▶ Given instruction: Do not include the pictures; repeat the rest of the data exactly.

▶ Entries supplied:
** begin **
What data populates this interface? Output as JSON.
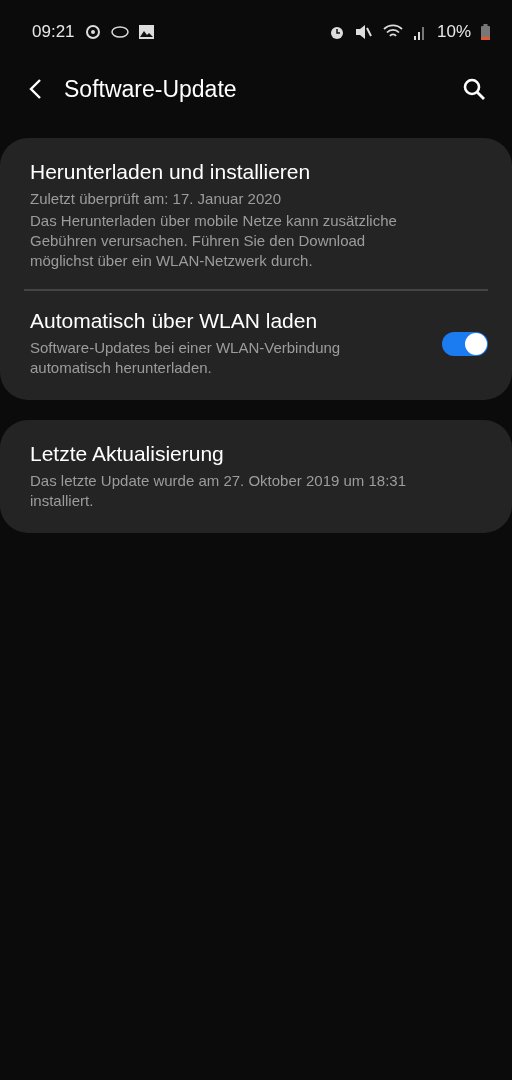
{
  "status_bar": {
    "time": "09:21",
    "battery": "10%"
  },
  "header": {
    "title": "Software-Update"
  },
  "cards": [
    {
      "items": [
        {
          "kind": "info",
          "title": "Herunterladen und installieren",
          "lines": [
            "Zuletzt überprüft am: 17. Januar 2020",
            "Das Herunterladen über mobile Netze kann zusätzliche\nGebühren verursachen. Führen Sie den Download\nmöglichst über ein WLAN-Netzwerk durch."
          ]
        },
        {
          "kind": "switch",
          "title": "Automatisch über WLAN laden",
          "lines": [
            "Software-Updates bei einer WLAN-Verbindung\nautomatisch herunterladen."
          ],
          "on": true
        }
      ]
    },
    {
      "items": [
        {
          "kind": "info",
          "title": "Letzte Aktualisierung",
          "lines": [
            "Das letzte Update wurde am 27. Oktober 2019 um 18:31\ninstalliert."
          ]
        }
      ]
    }
  ]
}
** end **
▶ The reply:
What data populates this interface? Output as JSON.
{
  "status_bar": {
    "time": "09:21",
    "battery": "10%"
  },
  "header": {
    "title": "Software-Update"
  },
  "cards": [
    {
      "items": [
        {
          "kind": "info",
          "title": "Herunterladen und installieren",
          "lines": [
            "Zuletzt überprüft am: 17. Januar 2020",
            "Das Herunterladen über mobile Netze kann zusätzliche\nGebühren verursachen. Führen Sie den Download\nmöglichst über ein WLAN-Netzwerk durch."
          ]
        },
        {
          "kind": "switch",
          "title": "Automatisch über WLAN laden",
          "lines": [
            "Software-Updates bei einer WLAN-Verbindung\nautomatisch herunterladen."
          ],
          "on": true
        }
      ]
    },
    {
      "items": [
        {
          "kind": "info",
          "title": "Letzte Aktualisierung",
          "lines": [
            "Das letzte Update wurde am 27. Oktober 2019 um 18:31\ninstalliert."
          ]
        }
      ]
    }
  ]
}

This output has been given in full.